* **Direction**
Copy out the records below word for word, from the line that contains "Legend: Polska, woj." through the end of the records, including both ends. Leave the pictures out of your answer.

* **Data for processing**
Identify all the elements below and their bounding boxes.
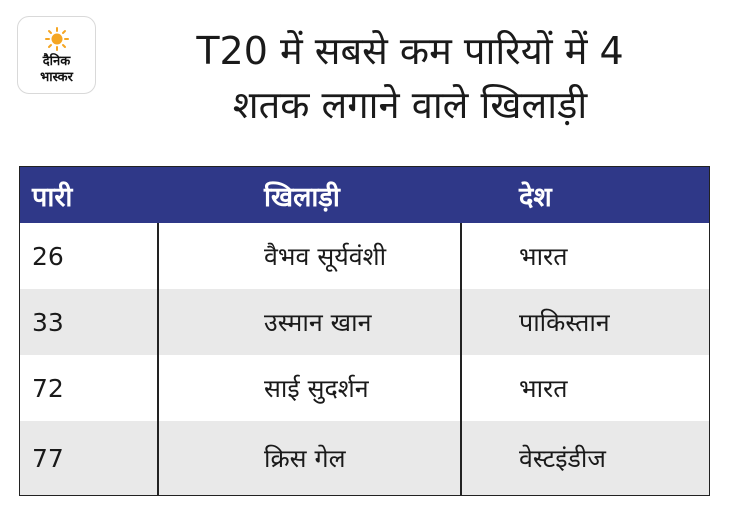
page-title: T20 में सबसे कम पारियों में 4 शतक लगाने … [110, 24, 710, 132]
country-cell: भारत [519, 242, 568, 271]
title-line-2: शतक लगाने वाले खिलाड़ी [232, 83, 588, 127]
column-divider [460, 223, 462, 495]
innings-cell: 72 [32, 373, 64, 403]
table-row: 77 क्रिस गेल वेस्टइंडीज [20, 421, 709, 495]
logo-line-1: दैनिक [42, 54, 71, 69]
logo-line-2: भास्कर [40, 70, 73, 85]
table-row: 26 वैभव सूर्यवंशी भारत [20, 223, 709, 289]
country-cell: पाकिस्तान [519, 308, 610, 337]
player-cell: उस्मान खान [264, 308, 372, 337]
table-header-row: पारी खिलाड़ी देश [20, 167, 709, 223]
dainik-bhaskar-logo: दैनिक भास्कर [17, 16, 96, 94]
sun-icon [45, 27, 69, 51]
country-cell: भारत [519, 374, 568, 403]
players-table: पारी खिलाड़ी देश 26 वैभव सूर्यवंशी भारत … [19, 166, 710, 496]
innings-cell: 33 [32, 307, 64, 337]
player-cell: साई सुदर्शन [264, 374, 369, 403]
table-row: 72 साई सुदर्शन भारत [20, 355, 709, 421]
table-row: 33 उस्मान खान पाकिस्तान [20, 289, 709, 355]
header-innings: पारी [32, 181, 73, 213]
title-line-1: T20 में सबसे कम पारियों में 4 [196, 29, 624, 73]
innings-cell: 26 [32, 241, 64, 271]
player-cell: वैभव सूर्यवंशी [264, 242, 387, 271]
column-divider [157, 223, 159, 495]
header-player: खिलाड़ी [264, 181, 340, 213]
header-country: देश [519, 181, 552, 213]
country-cell: वेस्टइंडीज [519, 444, 606, 473]
innings-cell: 77 [32, 443, 64, 473]
player-cell: क्रिस गेल [264, 444, 346, 473]
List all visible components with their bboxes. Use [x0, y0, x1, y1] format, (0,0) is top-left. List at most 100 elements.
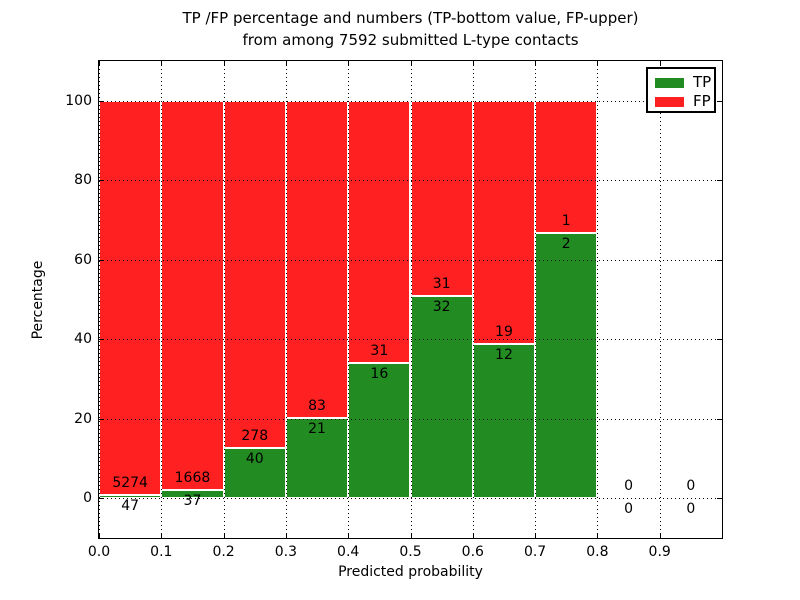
bar-segment-fp	[535, 100, 598, 234]
y-axis-label: Percentage	[30, 260, 46, 340]
bar-label-tp: 21	[308, 420, 326, 437]
gridline-vertical	[597, 61, 599, 538]
y-tick-label: 20	[74, 410, 92, 427]
x-tick-mark-top	[223, 61, 225, 66]
y-tick-mark	[99, 100, 104, 102]
x-tick-mark-top	[99, 61, 100, 66]
y-tick-mark	[99, 259, 104, 261]
bar-label-tp: 0	[686, 501, 696, 518]
gridline-vertical	[285, 61, 287, 538]
x-tick-label: 0.8	[586, 544, 609, 560]
y-tick-mark-right	[717, 259, 722, 261]
bar-segment-tp	[348, 362, 411, 499]
bar-segment-fp	[161, 100, 224, 490]
bar-label-tp: 32	[432, 299, 451, 316]
gridline-vertical	[535, 61, 537, 538]
gridline-horizontal	[99, 180, 722, 182]
gridline-vertical	[659, 61, 661, 538]
y-tick-mark	[99, 498, 104, 500]
x-tick-mark	[535, 533, 537, 538]
x-tick-label: 0.7	[523, 544, 547, 560]
x-tick-mark-top	[597, 61, 599, 66]
x-tick-label: 0.0	[87, 544, 111, 560]
x-tick-mark	[410, 533, 412, 538]
bar-label-tp: 16	[370, 365, 389, 382]
x-tick-mark	[161, 533, 163, 538]
bar-label-fp: 83	[308, 397, 326, 414]
x-tick-mark	[348, 533, 350, 538]
y-tick-mark	[99, 180, 104, 182]
bar-segment-tp	[535, 233, 598, 499]
bar-label-fp: 19	[495, 324, 513, 341]
x-tick-label: 0.6	[461, 544, 484, 560]
x-tick-mark-top	[535, 61, 537, 66]
bar-label-fp: 1	[561, 213, 571, 230]
gridline-horizontal	[99, 259, 722, 261]
bar-label-tp: 0	[624, 501, 633, 518]
bar-label-tp: 2	[561, 236, 571, 253]
tp-legend-swatch	[655, 77, 684, 88]
gridline-vertical	[223, 61, 225, 538]
x-tick-mark	[223, 533, 225, 538]
legend-label: FP	[693, 92, 711, 110]
y-tick-mark-right	[717, 339, 722, 341]
bar-label-tp: 37	[183, 492, 202, 509]
chart-title-line1: TP /FP percentage and numbers (TP-bottom…	[182, 9, 639, 27]
gridline-vertical	[99, 61, 100, 538]
bar-label-tp: 12	[495, 347, 513, 364]
fp-legend-swatch	[655, 96, 684, 107]
y-tick-mark-right	[717, 498, 722, 500]
y-tick-label: 60	[74, 251, 92, 268]
bar-label-tp: 40	[245, 451, 264, 468]
bar-label-fp: 0	[686, 478, 696, 495]
x-tick-mark-top	[285, 61, 287, 66]
bar-segment-fp	[472, 100, 536, 345]
y-tick-mark-right	[717, 100, 722, 102]
gridline-horizontal	[99, 498, 722, 500]
bar-label-fp: 278	[241, 428, 269, 445]
bar-label-fp: 0	[624, 478, 633, 495]
x-tick-mark	[285, 533, 287, 538]
x-tick-label: 0.1	[150, 544, 173, 560]
bar-label-tp: 47	[121, 497, 140, 514]
bar-segment-fp	[99, 100, 162, 495]
x-tick-label: 0.9	[648, 544, 671, 560]
x-tick-mark-top	[472, 61, 474, 66]
plot-area: 5274 47 1668 37 278 40 83 21 31 16 31 32 19 12 1 2 0 0 0 0	[98, 60, 723, 539]
bar-label-fp: 1668	[174, 469, 211, 486]
x-tick-mark-top	[161, 61, 163, 66]
x-tick-mark-top	[348, 61, 350, 66]
x-tick-mark	[472, 533, 474, 538]
legend: TP FP	[646, 67, 716, 113]
y-tick-label: 40	[74, 331, 92, 348]
bar-segment-tp	[410, 296, 473, 499]
bar-label-fp: 31	[370, 342, 389, 359]
x-tick-mark	[659, 533, 661, 538]
bar-segment-fp	[348, 100, 411, 363]
x-tick-mark-top	[410, 61, 412, 66]
chart-title-line2: from among 7592 submitted L-type contact…	[242, 31, 579, 49]
gridline-horizontal	[99, 339, 722, 341]
y-tick-mark	[99, 339, 104, 341]
bar-label-fp: 31	[432, 276, 451, 293]
gridline-vertical	[348, 61, 350, 538]
legend-item: TP	[655, 73, 714, 92]
gridline-horizontal	[99, 418, 722, 420]
x-tick-mark-top	[659, 61, 661, 66]
y-tick-label: 100	[65, 92, 92, 109]
bar-segment-fp	[410, 100, 473, 297]
legend-label: TP	[693, 73, 712, 91]
bar-segment-fp	[285, 100, 349, 418]
legend-item: FP	[655, 92, 714, 111]
y-tick-mark-right	[717, 180, 722, 182]
chart-title: TP /FP percentage and numbers (TP-bottom…	[99, 7, 722, 51]
y-tick-label: 80	[74, 172, 92, 189]
bar-segment-tp	[285, 417, 349, 499]
x-tick-mark	[597, 533, 599, 538]
gridline-horizontal	[99, 100, 722, 102]
bar-segment-tp	[223, 448, 286, 499]
y-tick-mark	[99, 418, 104, 420]
x-tick-label: 0.3	[274, 544, 298, 560]
y-tick-mark-right	[717, 418, 722, 420]
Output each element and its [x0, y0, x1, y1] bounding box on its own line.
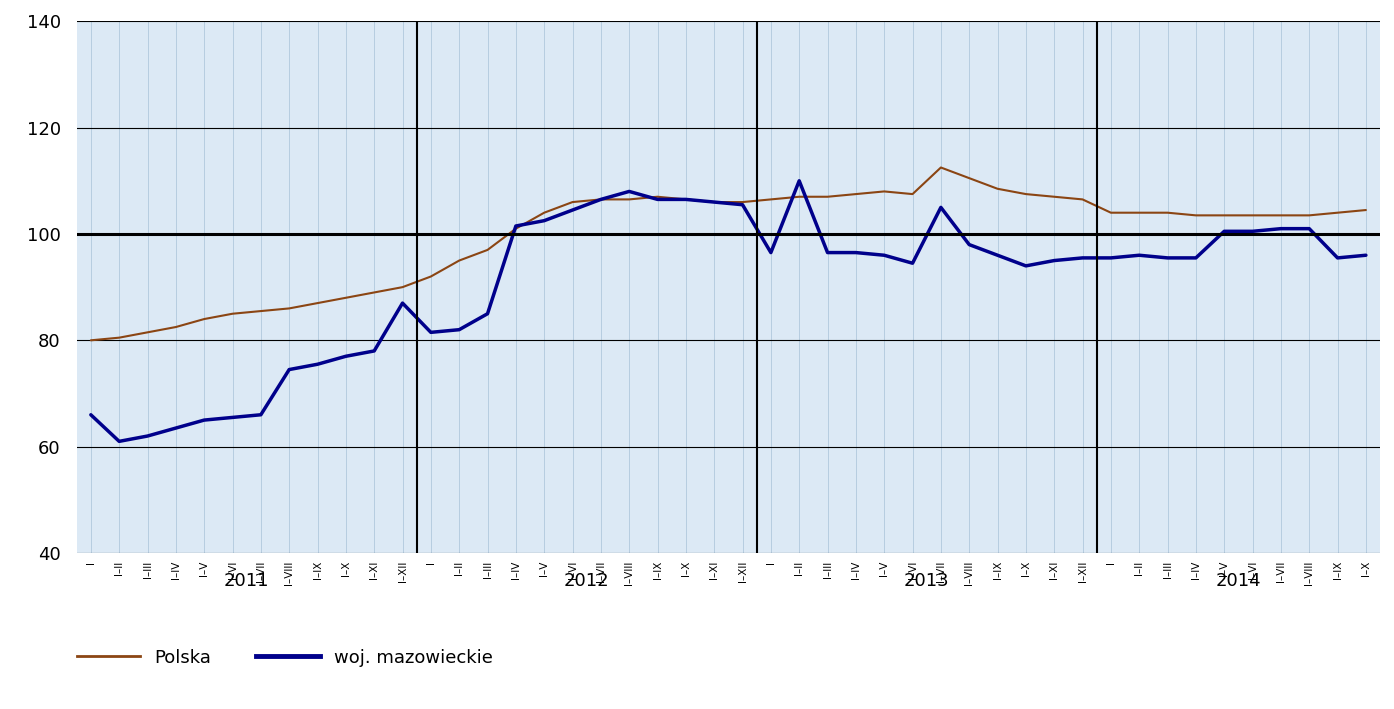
Legend: Polska, woj. mazowieckie: Polska, woj. mazowieckie: [77, 649, 493, 666]
Text: 2011: 2011: [224, 571, 269, 590]
Text: 2013: 2013: [903, 571, 949, 590]
Text: 2012: 2012: [565, 571, 609, 590]
Text: 2014: 2014: [1216, 571, 1262, 590]
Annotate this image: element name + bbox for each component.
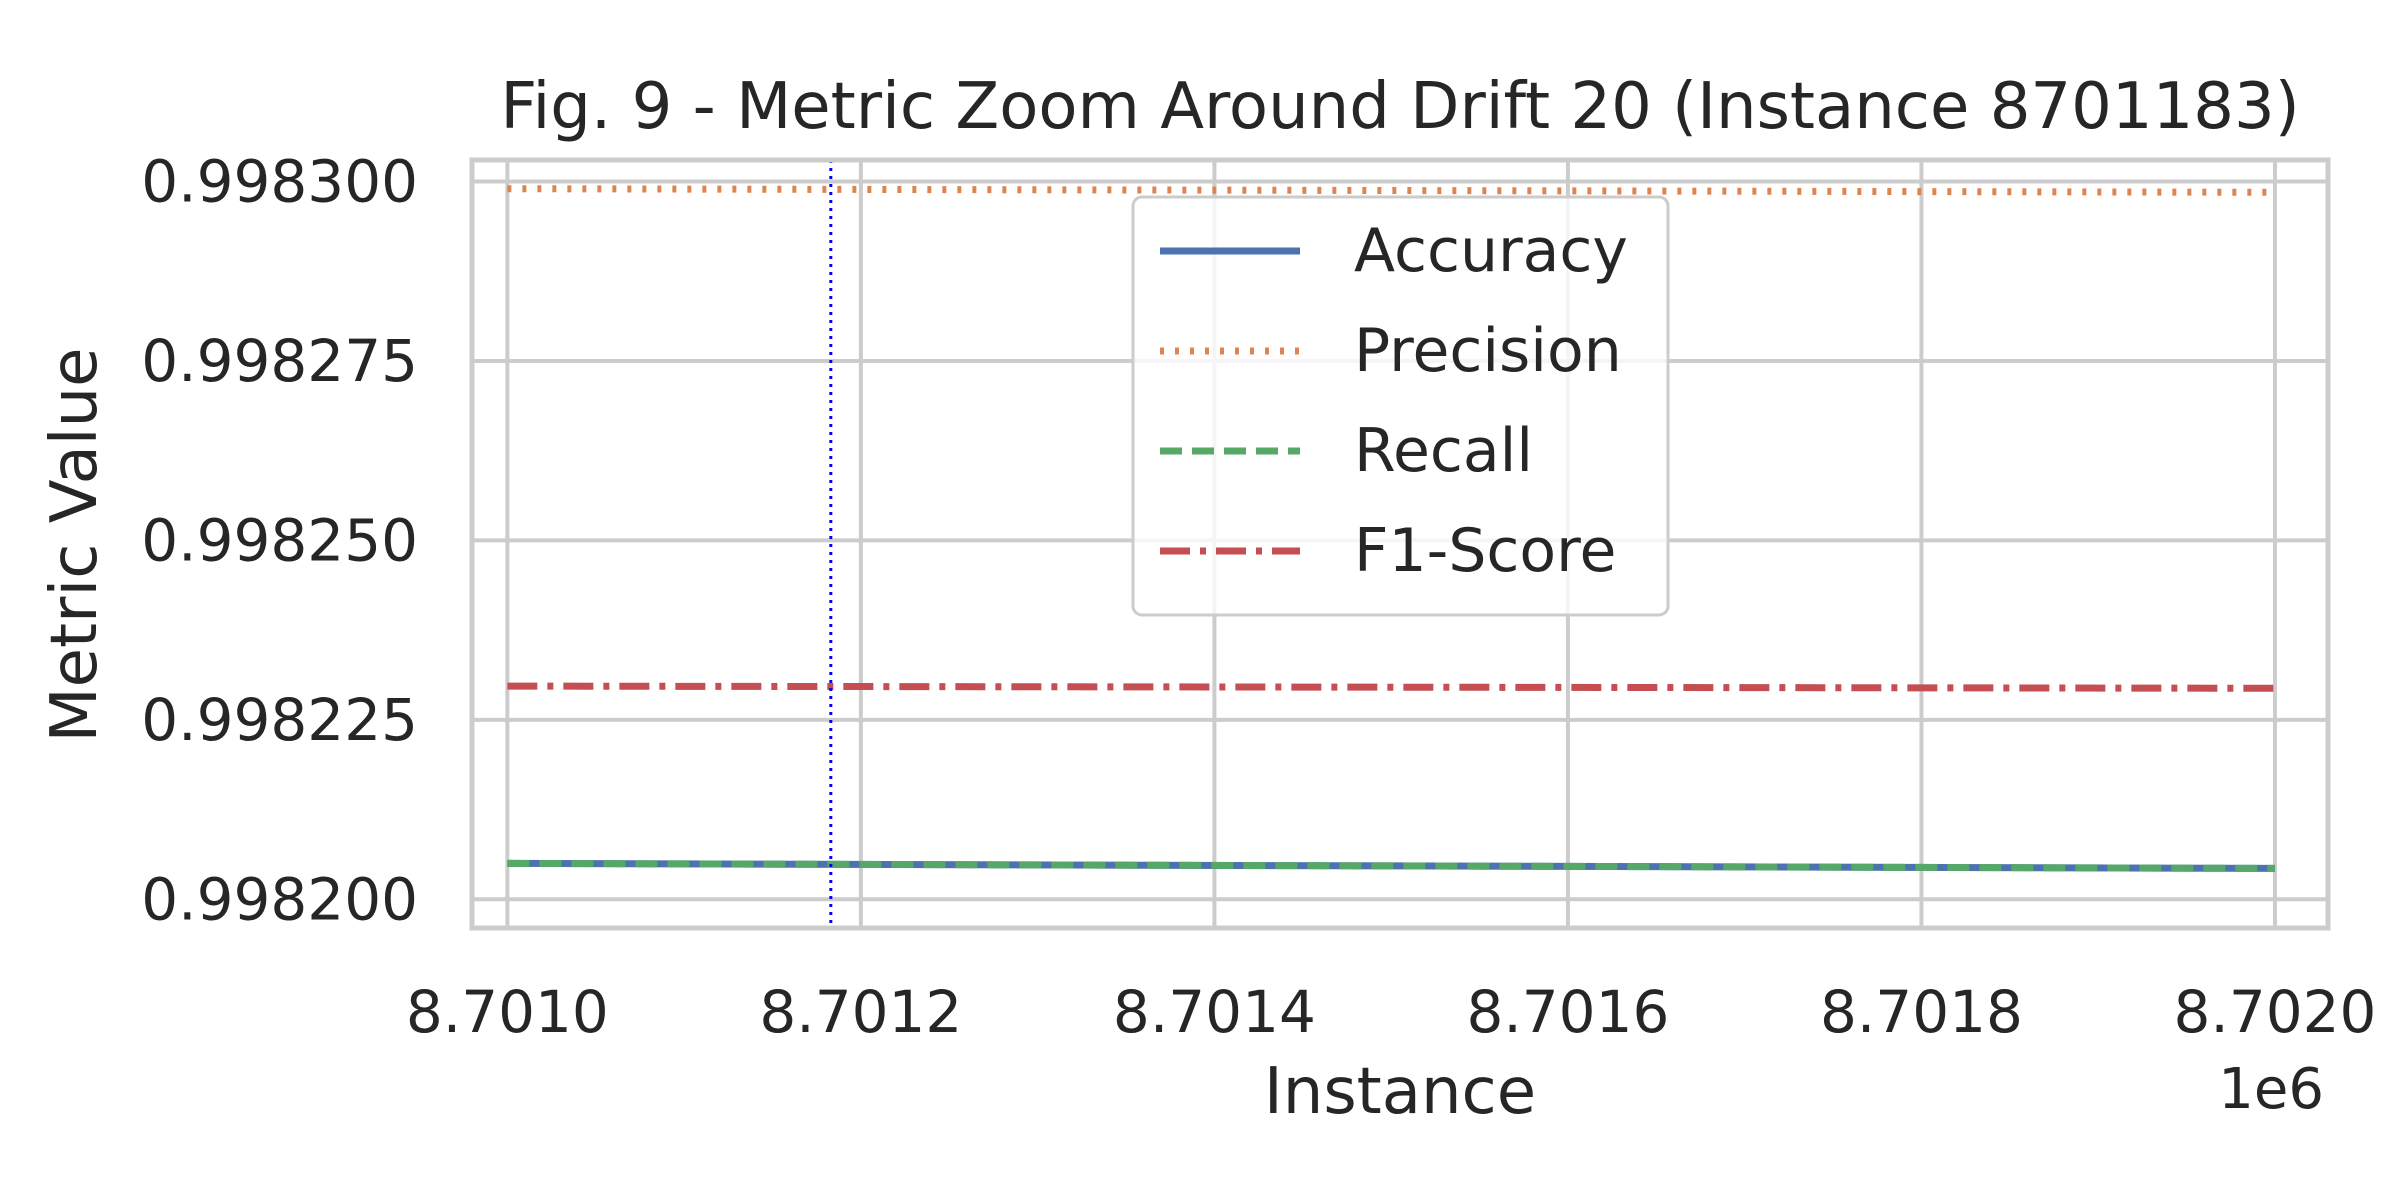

* **Output of the task**
Legend: Polska, woj. mazowieckie: Polska, woj. mazowieckie: [77, 649, 493, 666]
Text: 2011: 2011: [224, 571, 269, 590]
Text: 2013: 2013: [903, 571, 949, 590]
Text: 2012: 2012: [565, 571, 609, 590]
Text: 2014: 2014: [1216, 571, 1262, 590]
Annotate this image: element name + bbox for each component.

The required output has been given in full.